▸ GIVEN INSTRUCTION:
Provide the count of lines that hold "name" and no other output.

#####

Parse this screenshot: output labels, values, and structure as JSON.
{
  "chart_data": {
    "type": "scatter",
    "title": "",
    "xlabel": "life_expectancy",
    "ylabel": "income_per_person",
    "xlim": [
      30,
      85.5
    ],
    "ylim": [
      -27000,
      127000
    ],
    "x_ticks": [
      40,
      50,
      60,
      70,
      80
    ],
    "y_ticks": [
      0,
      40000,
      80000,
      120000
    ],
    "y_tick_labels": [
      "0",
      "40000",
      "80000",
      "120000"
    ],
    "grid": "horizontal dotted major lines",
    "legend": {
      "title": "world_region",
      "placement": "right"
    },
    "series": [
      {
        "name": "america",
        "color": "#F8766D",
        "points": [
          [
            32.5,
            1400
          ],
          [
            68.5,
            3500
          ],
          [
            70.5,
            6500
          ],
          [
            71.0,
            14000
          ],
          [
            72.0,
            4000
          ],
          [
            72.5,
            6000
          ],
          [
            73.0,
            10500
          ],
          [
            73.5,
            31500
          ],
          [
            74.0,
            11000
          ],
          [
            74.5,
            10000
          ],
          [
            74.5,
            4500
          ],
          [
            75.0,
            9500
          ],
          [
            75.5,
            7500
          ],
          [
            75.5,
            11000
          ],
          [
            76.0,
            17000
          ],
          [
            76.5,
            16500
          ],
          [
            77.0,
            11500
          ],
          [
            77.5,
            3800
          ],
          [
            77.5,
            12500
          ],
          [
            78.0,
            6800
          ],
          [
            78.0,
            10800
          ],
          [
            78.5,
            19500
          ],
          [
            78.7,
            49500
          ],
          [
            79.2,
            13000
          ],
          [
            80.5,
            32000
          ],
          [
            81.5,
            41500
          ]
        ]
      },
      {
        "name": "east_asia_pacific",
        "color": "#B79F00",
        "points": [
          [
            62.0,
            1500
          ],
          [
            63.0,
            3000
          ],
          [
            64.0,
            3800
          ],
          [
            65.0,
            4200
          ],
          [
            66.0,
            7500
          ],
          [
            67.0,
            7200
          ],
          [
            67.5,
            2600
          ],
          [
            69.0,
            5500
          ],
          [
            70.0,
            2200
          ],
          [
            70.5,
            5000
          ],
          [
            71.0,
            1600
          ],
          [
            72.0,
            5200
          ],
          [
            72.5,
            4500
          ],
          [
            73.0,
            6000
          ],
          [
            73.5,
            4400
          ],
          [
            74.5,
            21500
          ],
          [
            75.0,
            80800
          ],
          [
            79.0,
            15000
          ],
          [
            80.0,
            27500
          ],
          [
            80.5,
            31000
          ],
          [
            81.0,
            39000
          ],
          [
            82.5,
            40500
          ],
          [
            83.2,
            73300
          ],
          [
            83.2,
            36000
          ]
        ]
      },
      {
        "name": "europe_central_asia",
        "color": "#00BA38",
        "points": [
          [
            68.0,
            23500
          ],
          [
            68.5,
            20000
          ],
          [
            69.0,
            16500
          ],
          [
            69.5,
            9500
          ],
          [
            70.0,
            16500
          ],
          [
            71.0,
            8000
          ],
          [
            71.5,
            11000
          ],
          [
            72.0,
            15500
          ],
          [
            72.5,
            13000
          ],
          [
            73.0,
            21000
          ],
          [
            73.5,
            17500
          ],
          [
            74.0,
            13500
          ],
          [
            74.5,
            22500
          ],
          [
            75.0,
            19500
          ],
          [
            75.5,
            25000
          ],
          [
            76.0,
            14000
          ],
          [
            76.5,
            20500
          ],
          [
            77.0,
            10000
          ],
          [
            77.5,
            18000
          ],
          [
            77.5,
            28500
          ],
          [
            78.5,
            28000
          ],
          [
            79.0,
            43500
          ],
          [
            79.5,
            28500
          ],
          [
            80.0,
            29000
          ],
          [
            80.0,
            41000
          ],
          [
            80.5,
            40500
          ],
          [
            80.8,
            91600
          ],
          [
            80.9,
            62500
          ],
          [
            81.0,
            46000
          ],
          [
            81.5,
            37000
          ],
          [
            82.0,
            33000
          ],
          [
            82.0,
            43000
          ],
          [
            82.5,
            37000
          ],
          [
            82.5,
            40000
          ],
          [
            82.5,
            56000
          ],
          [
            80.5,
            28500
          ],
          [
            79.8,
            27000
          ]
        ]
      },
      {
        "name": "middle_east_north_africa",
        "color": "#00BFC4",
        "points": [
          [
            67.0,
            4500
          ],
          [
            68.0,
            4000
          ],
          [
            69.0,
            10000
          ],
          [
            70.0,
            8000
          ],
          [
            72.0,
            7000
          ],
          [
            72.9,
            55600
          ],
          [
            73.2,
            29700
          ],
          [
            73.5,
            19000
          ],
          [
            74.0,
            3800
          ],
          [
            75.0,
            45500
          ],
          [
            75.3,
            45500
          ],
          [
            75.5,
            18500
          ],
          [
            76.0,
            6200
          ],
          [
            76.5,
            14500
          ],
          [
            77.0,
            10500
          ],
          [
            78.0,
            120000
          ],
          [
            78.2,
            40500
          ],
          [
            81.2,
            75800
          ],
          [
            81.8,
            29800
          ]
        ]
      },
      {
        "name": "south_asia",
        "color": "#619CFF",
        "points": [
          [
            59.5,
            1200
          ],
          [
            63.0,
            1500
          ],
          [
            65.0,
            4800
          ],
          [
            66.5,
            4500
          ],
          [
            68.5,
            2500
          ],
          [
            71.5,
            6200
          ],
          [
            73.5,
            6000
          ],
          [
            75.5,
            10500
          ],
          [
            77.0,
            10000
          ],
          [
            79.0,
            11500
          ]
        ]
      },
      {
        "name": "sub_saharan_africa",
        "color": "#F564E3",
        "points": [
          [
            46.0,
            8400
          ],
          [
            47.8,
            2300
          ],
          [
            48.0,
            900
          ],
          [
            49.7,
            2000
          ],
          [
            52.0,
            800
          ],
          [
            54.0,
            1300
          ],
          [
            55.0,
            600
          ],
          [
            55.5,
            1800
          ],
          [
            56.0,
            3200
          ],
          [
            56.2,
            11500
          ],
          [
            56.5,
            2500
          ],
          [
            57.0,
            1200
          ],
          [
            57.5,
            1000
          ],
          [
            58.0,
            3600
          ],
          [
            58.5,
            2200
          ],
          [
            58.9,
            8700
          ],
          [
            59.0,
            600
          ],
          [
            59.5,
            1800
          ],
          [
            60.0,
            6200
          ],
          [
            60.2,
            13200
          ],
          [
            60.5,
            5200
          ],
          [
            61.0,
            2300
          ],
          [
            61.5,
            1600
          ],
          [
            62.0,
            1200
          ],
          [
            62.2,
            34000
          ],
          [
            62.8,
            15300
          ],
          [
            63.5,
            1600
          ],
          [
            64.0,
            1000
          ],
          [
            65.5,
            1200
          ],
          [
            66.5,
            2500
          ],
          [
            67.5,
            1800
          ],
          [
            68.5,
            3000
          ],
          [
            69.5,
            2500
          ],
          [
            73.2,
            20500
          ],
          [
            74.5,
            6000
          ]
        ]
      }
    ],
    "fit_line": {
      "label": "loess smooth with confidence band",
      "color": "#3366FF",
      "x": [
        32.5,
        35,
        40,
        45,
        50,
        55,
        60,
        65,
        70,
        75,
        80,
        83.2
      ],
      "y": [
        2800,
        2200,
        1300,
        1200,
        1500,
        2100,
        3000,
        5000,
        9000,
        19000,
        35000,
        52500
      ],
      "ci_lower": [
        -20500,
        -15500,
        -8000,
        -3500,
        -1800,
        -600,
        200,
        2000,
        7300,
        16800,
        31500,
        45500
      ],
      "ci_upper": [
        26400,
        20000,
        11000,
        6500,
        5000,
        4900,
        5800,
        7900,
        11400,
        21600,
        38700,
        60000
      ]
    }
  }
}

#####

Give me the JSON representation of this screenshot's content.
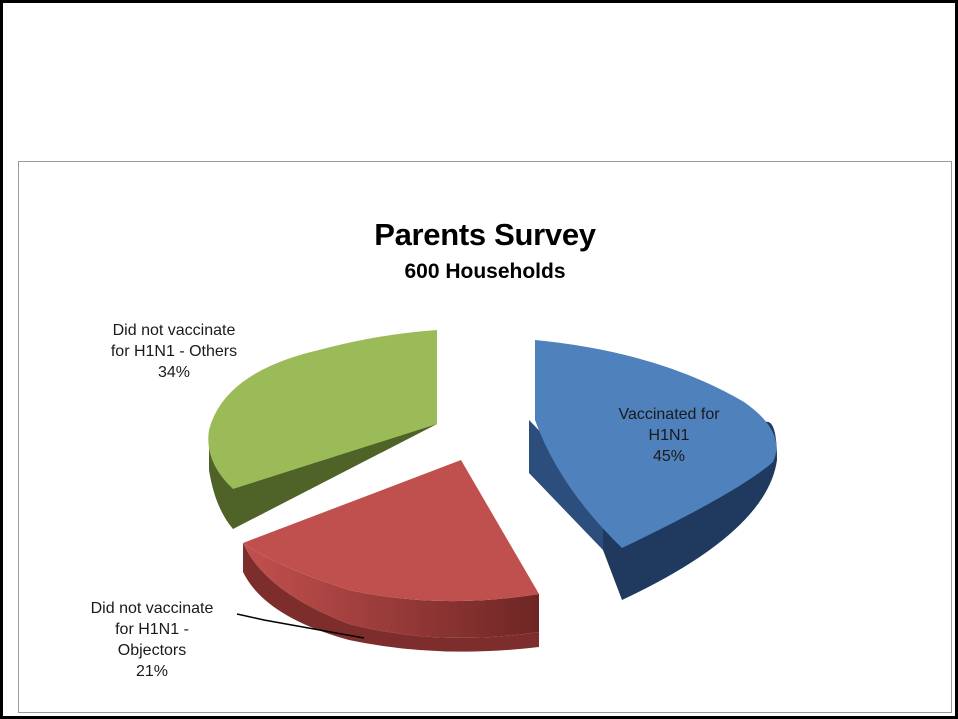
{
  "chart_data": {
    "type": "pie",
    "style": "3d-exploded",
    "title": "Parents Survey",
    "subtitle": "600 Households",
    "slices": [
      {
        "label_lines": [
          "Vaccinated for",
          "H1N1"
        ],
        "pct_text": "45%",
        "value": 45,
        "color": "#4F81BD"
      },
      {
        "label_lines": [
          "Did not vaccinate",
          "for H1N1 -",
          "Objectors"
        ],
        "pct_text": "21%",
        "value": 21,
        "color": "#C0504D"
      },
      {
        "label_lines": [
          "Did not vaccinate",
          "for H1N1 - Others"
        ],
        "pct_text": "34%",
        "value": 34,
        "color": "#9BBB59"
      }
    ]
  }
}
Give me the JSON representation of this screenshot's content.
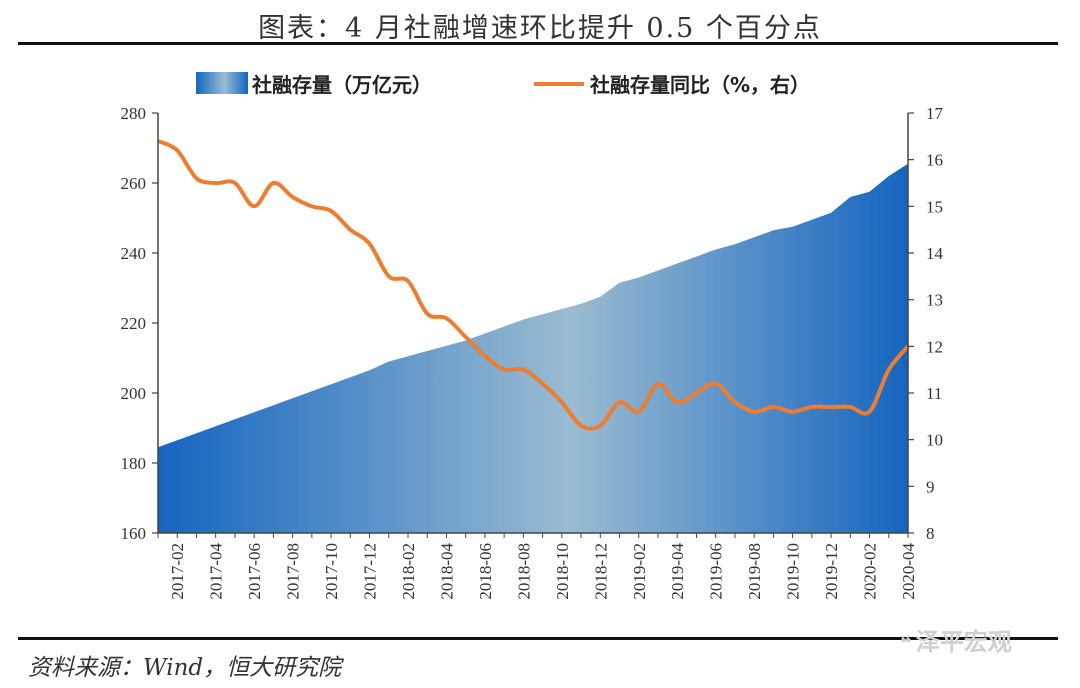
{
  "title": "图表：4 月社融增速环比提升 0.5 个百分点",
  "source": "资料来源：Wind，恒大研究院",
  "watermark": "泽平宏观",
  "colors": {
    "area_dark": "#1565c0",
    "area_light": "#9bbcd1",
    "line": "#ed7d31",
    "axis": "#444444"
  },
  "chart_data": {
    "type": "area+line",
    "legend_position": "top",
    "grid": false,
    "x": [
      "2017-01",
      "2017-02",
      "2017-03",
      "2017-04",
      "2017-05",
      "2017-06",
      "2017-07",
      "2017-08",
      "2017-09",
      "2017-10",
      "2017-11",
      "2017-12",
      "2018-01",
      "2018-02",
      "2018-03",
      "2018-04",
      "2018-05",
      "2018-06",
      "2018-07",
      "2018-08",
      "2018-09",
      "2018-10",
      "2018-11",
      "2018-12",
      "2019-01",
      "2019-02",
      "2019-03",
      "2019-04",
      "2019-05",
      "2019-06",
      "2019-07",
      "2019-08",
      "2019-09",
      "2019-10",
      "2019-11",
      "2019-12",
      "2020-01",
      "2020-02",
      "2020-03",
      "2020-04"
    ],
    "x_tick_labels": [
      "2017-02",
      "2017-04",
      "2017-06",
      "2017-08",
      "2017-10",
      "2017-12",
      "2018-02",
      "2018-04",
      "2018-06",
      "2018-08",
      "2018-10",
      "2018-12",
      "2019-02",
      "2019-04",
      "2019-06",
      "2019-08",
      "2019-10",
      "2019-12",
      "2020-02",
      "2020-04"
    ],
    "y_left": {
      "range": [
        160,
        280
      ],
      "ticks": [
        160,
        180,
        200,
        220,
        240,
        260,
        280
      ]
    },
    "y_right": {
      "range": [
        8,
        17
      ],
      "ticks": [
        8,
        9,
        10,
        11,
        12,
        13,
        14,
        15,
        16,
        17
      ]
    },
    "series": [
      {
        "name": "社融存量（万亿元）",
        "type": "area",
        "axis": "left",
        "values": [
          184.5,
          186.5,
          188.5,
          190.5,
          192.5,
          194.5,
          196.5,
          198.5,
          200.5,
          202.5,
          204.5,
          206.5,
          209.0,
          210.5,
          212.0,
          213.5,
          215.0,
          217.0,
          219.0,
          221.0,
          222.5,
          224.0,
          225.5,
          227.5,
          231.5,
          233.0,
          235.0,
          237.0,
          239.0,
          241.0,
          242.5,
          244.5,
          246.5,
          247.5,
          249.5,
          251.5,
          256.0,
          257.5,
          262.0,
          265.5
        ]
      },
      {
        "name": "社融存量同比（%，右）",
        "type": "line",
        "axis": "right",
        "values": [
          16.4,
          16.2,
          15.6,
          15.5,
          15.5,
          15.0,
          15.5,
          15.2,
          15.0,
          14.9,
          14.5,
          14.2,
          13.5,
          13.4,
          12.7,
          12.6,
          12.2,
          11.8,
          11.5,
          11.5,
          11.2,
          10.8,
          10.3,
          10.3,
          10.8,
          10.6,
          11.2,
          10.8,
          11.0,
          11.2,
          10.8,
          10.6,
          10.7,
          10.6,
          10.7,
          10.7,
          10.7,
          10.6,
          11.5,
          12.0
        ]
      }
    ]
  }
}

#####

▸ OUTPUT FOR THIS EXERCISE:
8